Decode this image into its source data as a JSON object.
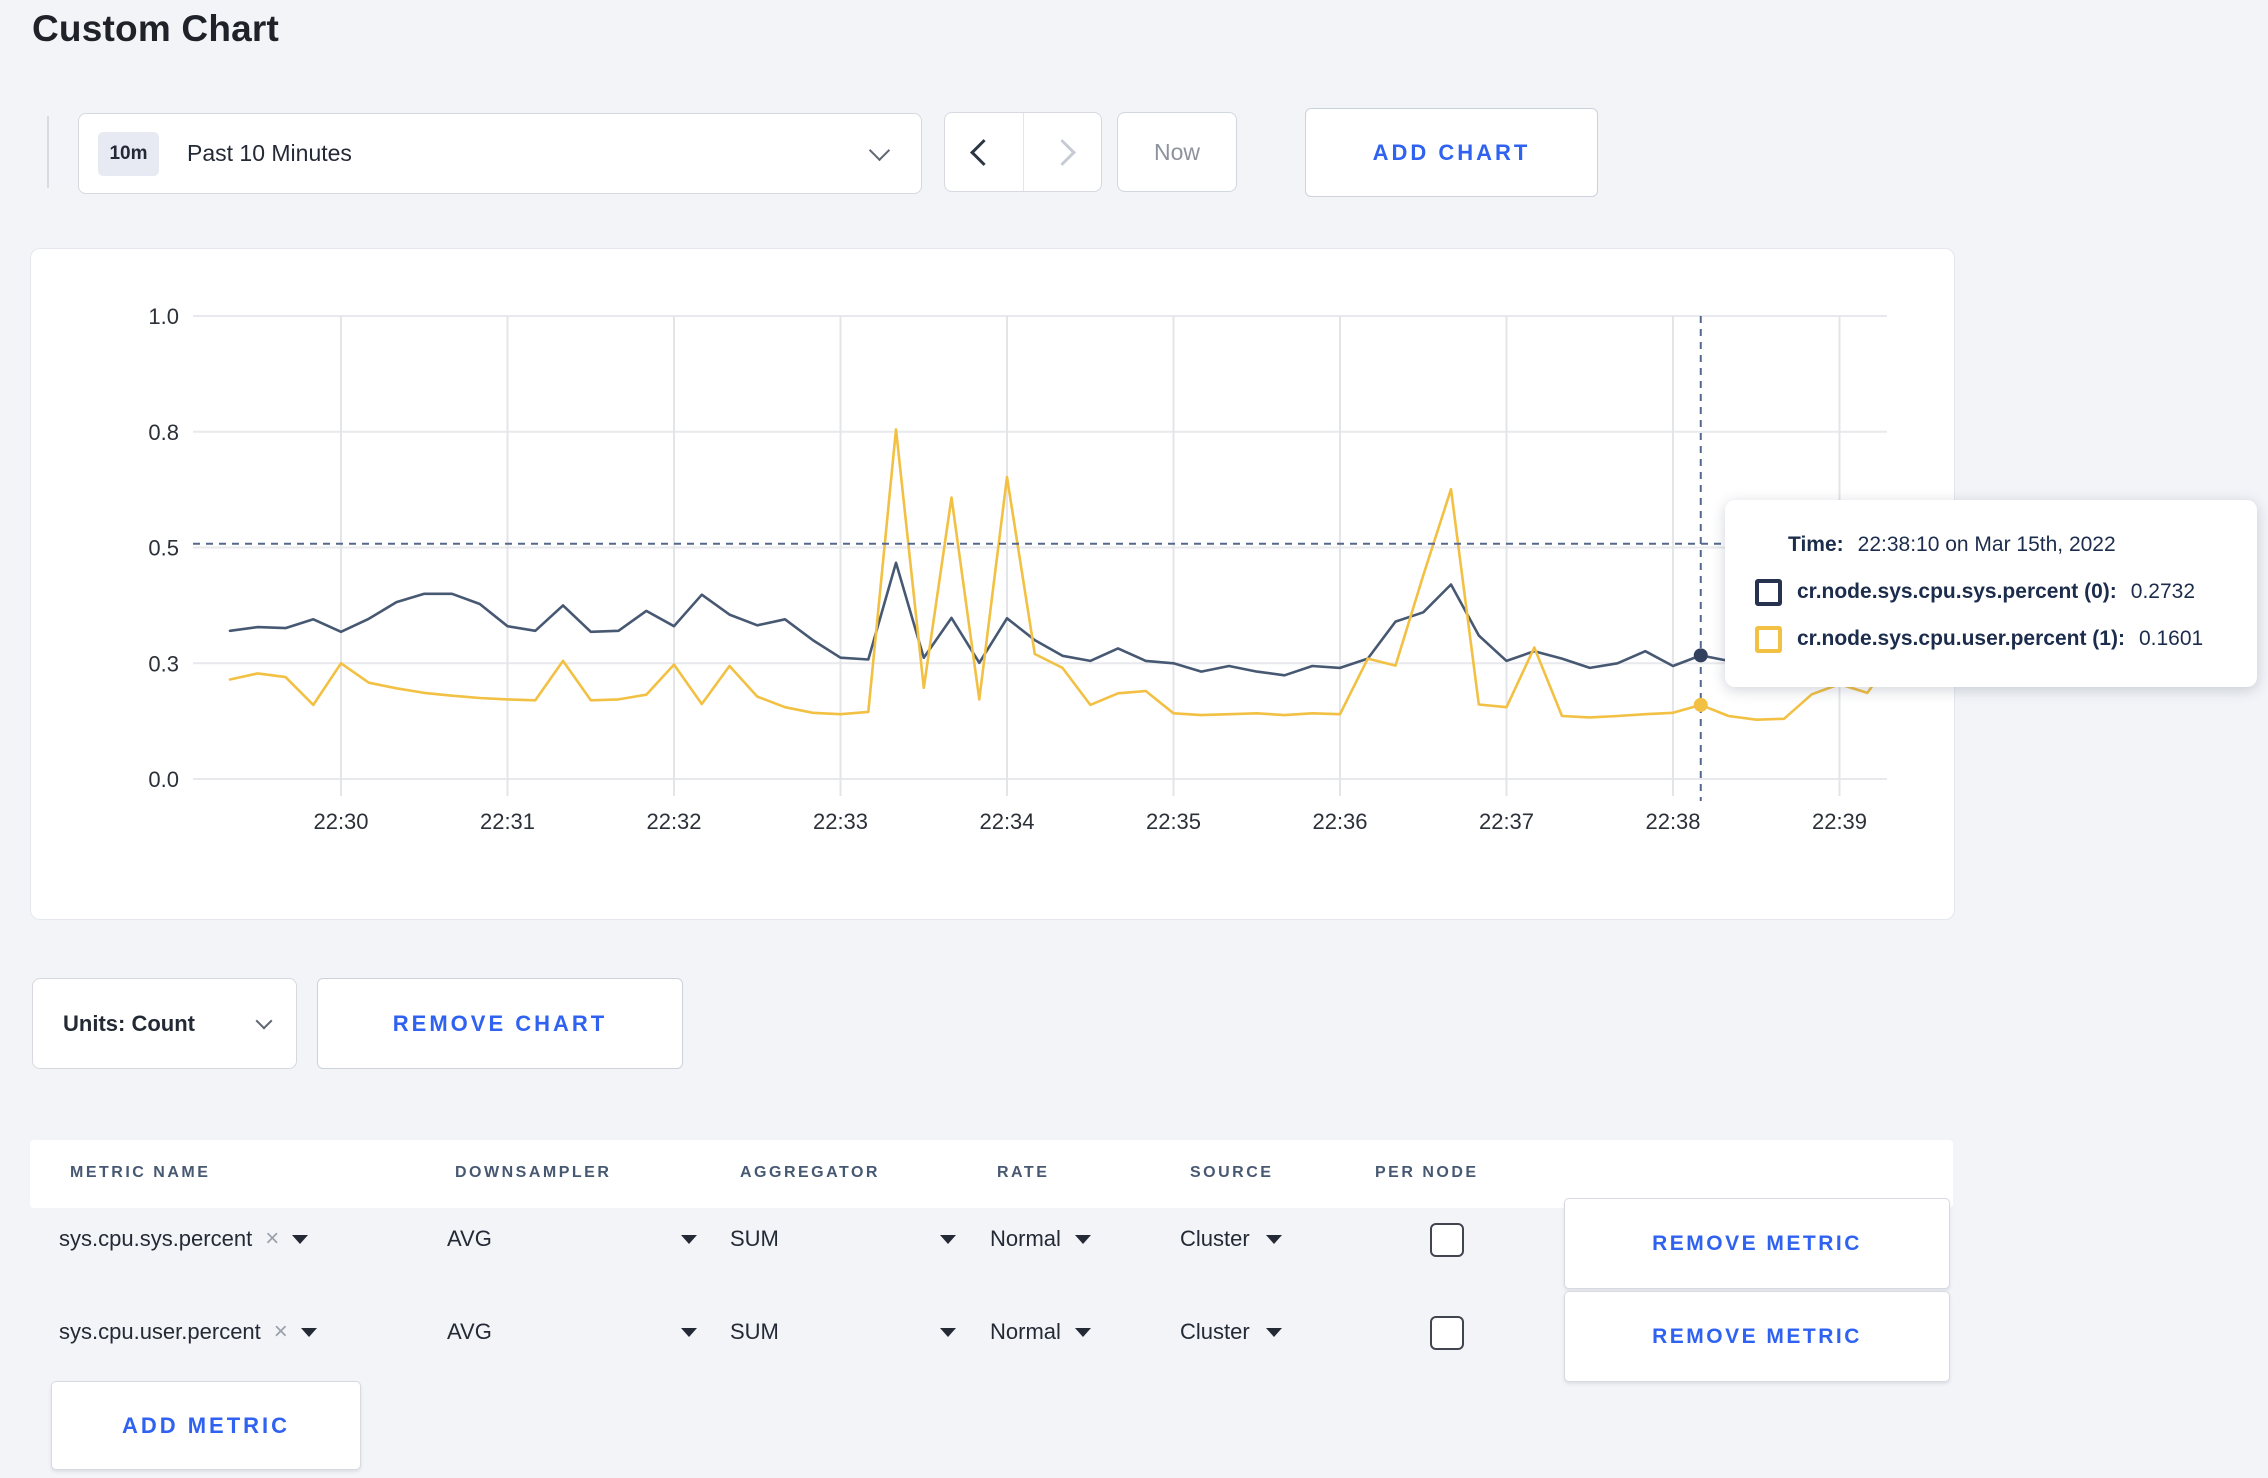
{
  "page": {
    "title": "Custom Chart"
  },
  "toolbar": {
    "time_badge": "10m",
    "time_label": "Past 10 Minutes",
    "now_label": "Now",
    "add_chart_label": "ADD CHART"
  },
  "chart_data": {
    "type": "line",
    "title": "",
    "xlabel": "",
    "ylabel": "",
    "ylim": [
      0,
      1
    ],
    "grid": true,
    "x_unit": "seconds relative to 22:30:00",
    "yticks": [
      {
        "v": 0.0,
        "label": "0.0"
      },
      {
        "v": 0.25,
        "label": "0.3"
      },
      {
        "v": 0.5,
        "label": "0.5"
      },
      {
        "v": 0.75,
        "label": "0.8"
      },
      {
        "v": 1.0,
        "label": "1.0"
      }
    ],
    "xticks": [
      {
        "t": 0,
        "label": "22:30"
      },
      {
        "t": 60,
        "label": "22:31"
      },
      {
        "t": 120,
        "label": "22:32"
      },
      {
        "t": 180,
        "label": "22:33"
      },
      {
        "t": 240,
        "label": "22:34"
      },
      {
        "t": 300,
        "label": "22:35"
      },
      {
        "t": 360,
        "label": "22:36"
      },
      {
        "t": 420,
        "label": "22:37"
      },
      {
        "t": 480,
        "label": "22:38"
      },
      {
        "t": 540,
        "label": "22:39"
      }
    ],
    "times": [
      -40,
      -30,
      -20,
      -10,
      0,
      10,
      20,
      30,
      40,
      50,
      60,
      70,
      80,
      90,
      100,
      110,
      120,
      130,
      140,
      150,
      160,
      170,
      180,
      190,
      200,
      210,
      220,
      230,
      240,
      250,
      260,
      270,
      280,
      290,
      300,
      310,
      320,
      330,
      340,
      350,
      360,
      370,
      380,
      390,
      400,
      410,
      420,
      430,
      440,
      450,
      460,
      470,
      480,
      490,
      500,
      510,
      520,
      530,
      540,
      550,
      560
    ],
    "series": [
      {
        "name": "cr.node.sys.cpu.sys.percent",
        "color": "#475872",
        "values": [
          0.32,
          0.328,
          0.326,
          0.345,
          0.318,
          0.346,
          0.382,
          0.4,
          0.4,
          0.378,
          0.33,
          0.32,
          0.375,
          0.318,
          0.32,
          0.363,
          0.33,
          0.398,
          0.355,
          0.332,
          0.345,
          0.3,
          0.262,
          0.258,
          0.467,
          0.262,
          0.348,
          0.251,
          0.347,
          0.3,
          0.266,
          0.255,
          0.282,
          0.255,
          0.25,
          0.232,
          0.244,
          0.232,
          0.224,
          0.244,
          0.24,
          0.26,
          0.34,
          0.36,
          0.42,
          0.31,
          0.255,
          0.276,
          0.26,
          0.24,
          0.25,
          0.276,
          0.244,
          0.267,
          0.255,
          0.252,
          0.26,
          0.272,
          0.268,
          0.272,
          0.275
        ]
      },
      {
        "name": "cr.node.sys.cpu.user.percent",
        "color": "#f2c043",
        "values": [
          0.215,
          0.228,
          0.22,
          0.16,
          0.25,
          0.208,
          0.196,
          0.186,
          0.18,
          0.175,
          0.172,
          0.17,
          0.255,
          0.17,
          0.172,
          0.182,
          0.247,
          0.162,
          0.244,
          0.178,
          0.155,
          0.143,
          0.14,
          0.145,
          0.755,
          0.197,
          0.608,
          0.172,
          0.652,
          0.27,
          0.24,
          0.16,
          0.185,
          0.19,
          0.142,
          0.138,
          0.14,
          0.142,
          0.138,
          0.142,
          0.14,
          0.26,
          0.245,
          0.44,
          0.626,
          0.161,
          0.155,
          0.284,
          0.136,
          0.133,
          0.136,
          0.14,
          0.143,
          0.16,
          0.136,
          0.128,
          0.13,
          0.183,
          0.205,
          0.186,
          0.268
        ]
      }
    ],
    "crosshair": {
      "t": 490,
      "hline_v": 0.508,
      "dot_values": [
        0.267,
        0.16
      ]
    }
  },
  "tooltip": {
    "time_label": "Time:",
    "time_value": "22:38:10 on Mar 15th, 2022",
    "rows": [
      {
        "name": "cr.node.sys.cpu.sys.percent (0):",
        "value": "0.2732",
        "color": "#26324e"
      },
      {
        "name": "cr.node.sys.cpu.user.percent (1):",
        "value": "0.1601",
        "color": "#f2c043"
      }
    ]
  },
  "units_row": {
    "units_label": "Units: Count",
    "remove_chart_label": "REMOVE CHART"
  },
  "table": {
    "headers": [
      "METRIC NAME",
      "DOWNSAMPLER",
      "AGGREGATOR",
      "RATE",
      "SOURCE",
      "PER NODE"
    ],
    "rows": [
      {
        "metric": "sys.cpu.sys.percent",
        "downsampler": "AVG",
        "aggregator": "SUM",
        "rate": "Normal",
        "source": "Cluster",
        "per_node": false
      },
      {
        "metric": "sys.cpu.user.percent",
        "downsampler": "AVG",
        "aggregator": "SUM",
        "rate": "Normal",
        "source": "Cluster",
        "per_node": false
      }
    ],
    "remove_metric_label": "REMOVE METRIC",
    "add_metric_label": "ADD METRIC"
  }
}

----

GOAL: Return the full material word for word. Do not include the pictures.

RESULT OF THIS TASK:
Decode this image into its source data as a JSON object.
{
  "page": {
    "title": "Custom Chart"
  },
  "toolbar": {
    "time_badge": "10m",
    "time_label": "Past 10 Minutes",
    "now_label": "Now",
    "add_chart_label": "ADD CHART"
  },
  "chart_data": {
    "type": "line",
    "title": "",
    "xlabel": "",
    "ylabel": "",
    "ylim": [
      0,
      1
    ],
    "grid": true,
    "x_unit": "seconds relative to 22:30:00",
    "yticks": [
      {
        "v": 0.0,
        "label": "0.0"
      },
      {
        "v": 0.25,
        "label": "0.3"
      },
      {
        "v": 0.5,
        "label": "0.5"
      },
      {
        "v": 0.75,
        "label": "0.8"
      },
      {
        "v": 1.0,
        "label": "1.0"
      }
    ],
    "xticks": [
      {
        "t": 0,
        "label": "22:30"
      },
      {
        "t": 60,
        "label": "22:31"
      },
      {
        "t": 120,
        "label": "22:32"
      },
      {
        "t": 180,
        "label": "22:33"
      },
      {
        "t": 240,
        "label": "22:34"
      },
      {
        "t": 300,
        "label": "22:35"
      },
      {
        "t": 360,
        "label": "22:36"
      },
      {
        "t": 420,
        "label": "22:37"
      },
      {
        "t": 480,
        "label": "22:38"
      },
      {
        "t": 540,
        "label": "22:39"
      }
    ],
    "times": [
      -40,
      -30,
      -20,
      -10,
      0,
      10,
      20,
      30,
      40,
      50,
      60,
      70,
      80,
      90,
      100,
      110,
      120,
      130,
      140,
      150,
      160,
      170,
      180,
      190,
      200,
      210,
      220,
      230,
      240,
      250,
      260,
      270,
      280,
      290,
      300,
      310,
      320,
      330,
      340,
      350,
      360,
      370,
      380,
      390,
      400,
      410,
      420,
      430,
      440,
      450,
      460,
      470,
      480,
      490,
      500,
      510,
      520,
      530,
      540,
      550,
      560
    ],
    "series": [
      {
        "name": "cr.node.sys.cpu.sys.percent",
        "color": "#475872",
        "values": [
          0.32,
          0.328,
          0.326,
          0.345,
          0.318,
          0.346,
          0.382,
          0.4,
          0.4,
          0.378,
          0.33,
          0.32,
          0.375,
          0.318,
          0.32,
          0.363,
          0.33,
          0.398,
          0.355,
          0.332,
          0.345,
          0.3,
          0.262,
          0.258,
          0.467,
          0.262,
          0.348,
          0.251,
          0.347,
          0.3,
          0.266,
          0.255,
          0.282,
          0.255,
          0.25,
          0.232,
          0.244,
          0.232,
          0.224,
          0.244,
          0.24,
          0.26,
          0.34,
          0.36,
          0.42,
          0.31,
          0.255,
          0.276,
          0.26,
          0.24,
          0.25,
          0.276,
          0.244,
          0.267,
          0.255,
          0.252,
          0.26,
          0.272,
          0.268,
          0.272,
          0.275
        ]
      },
      {
        "name": "cr.node.sys.cpu.user.percent",
        "color": "#f2c043",
        "values": [
          0.215,
          0.228,
          0.22,
          0.16,
          0.25,
          0.208,
          0.196,
          0.186,
          0.18,
          0.175,
          0.172,
          0.17,
          0.255,
          0.17,
          0.172,
          0.182,
          0.247,
          0.162,
          0.244,
          0.178,
          0.155,
          0.143,
          0.14,
          0.145,
          0.755,
          0.197,
          0.608,
          0.172,
          0.652,
          0.27,
          0.24,
          0.16,
          0.185,
          0.19,
          0.142,
          0.138,
          0.14,
          0.142,
          0.138,
          0.142,
          0.14,
          0.26,
          0.245,
          0.44,
          0.626,
          0.161,
          0.155,
          0.284,
          0.136,
          0.133,
          0.136,
          0.14,
          0.143,
          0.16,
          0.136,
          0.128,
          0.13,
          0.183,
          0.205,
          0.186,
          0.268
        ]
      }
    ],
    "crosshair": {
      "t": 490,
      "hline_v": 0.508,
      "dot_values": [
        0.267,
        0.16
      ]
    }
  },
  "tooltip": {
    "time_label": "Time:",
    "time_value": "22:38:10 on Mar 15th, 2022",
    "rows": [
      {
        "name": "cr.node.sys.cpu.sys.percent (0):",
        "value": "0.2732",
        "color": "#26324e"
      },
      {
        "name": "cr.node.sys.cpu.user.percent (1):",
        "value": "0.1601",
        "color": "#f2c043"
      }
    ]
  },
  "units_row": {
    "units_label": "Units: Count",
    "remove_chart_label": "REMOVE CHART"
  },
  "table": {
    "headers": [
      "METRIC NAME",
      "DOWNSAMPLER",
      "AGGREGATOR",
      "RATE",
      "SOURCE",
      "PER NODE"
    ],
    "rows": [
      {
        "metric": "sys.cpu.sys.percent",
        "downsampler": "AVG",
        "aggregator": "SUM",
        "rate": "Normal",
        "source": "Cluster",
        "per_node": false
      },
      {
        "metric": "sys.cpu.user.percent",
        "downsampler": "AVG",
        "aggregator": "SUM",
        "rate": "Normal",
        "source": "Cluster",
        "per_node": false
      }
    ],
    "remove_metric_label": "REMOVE METRIC",
    "add_metric_label": "ADD METRIC"
  }
}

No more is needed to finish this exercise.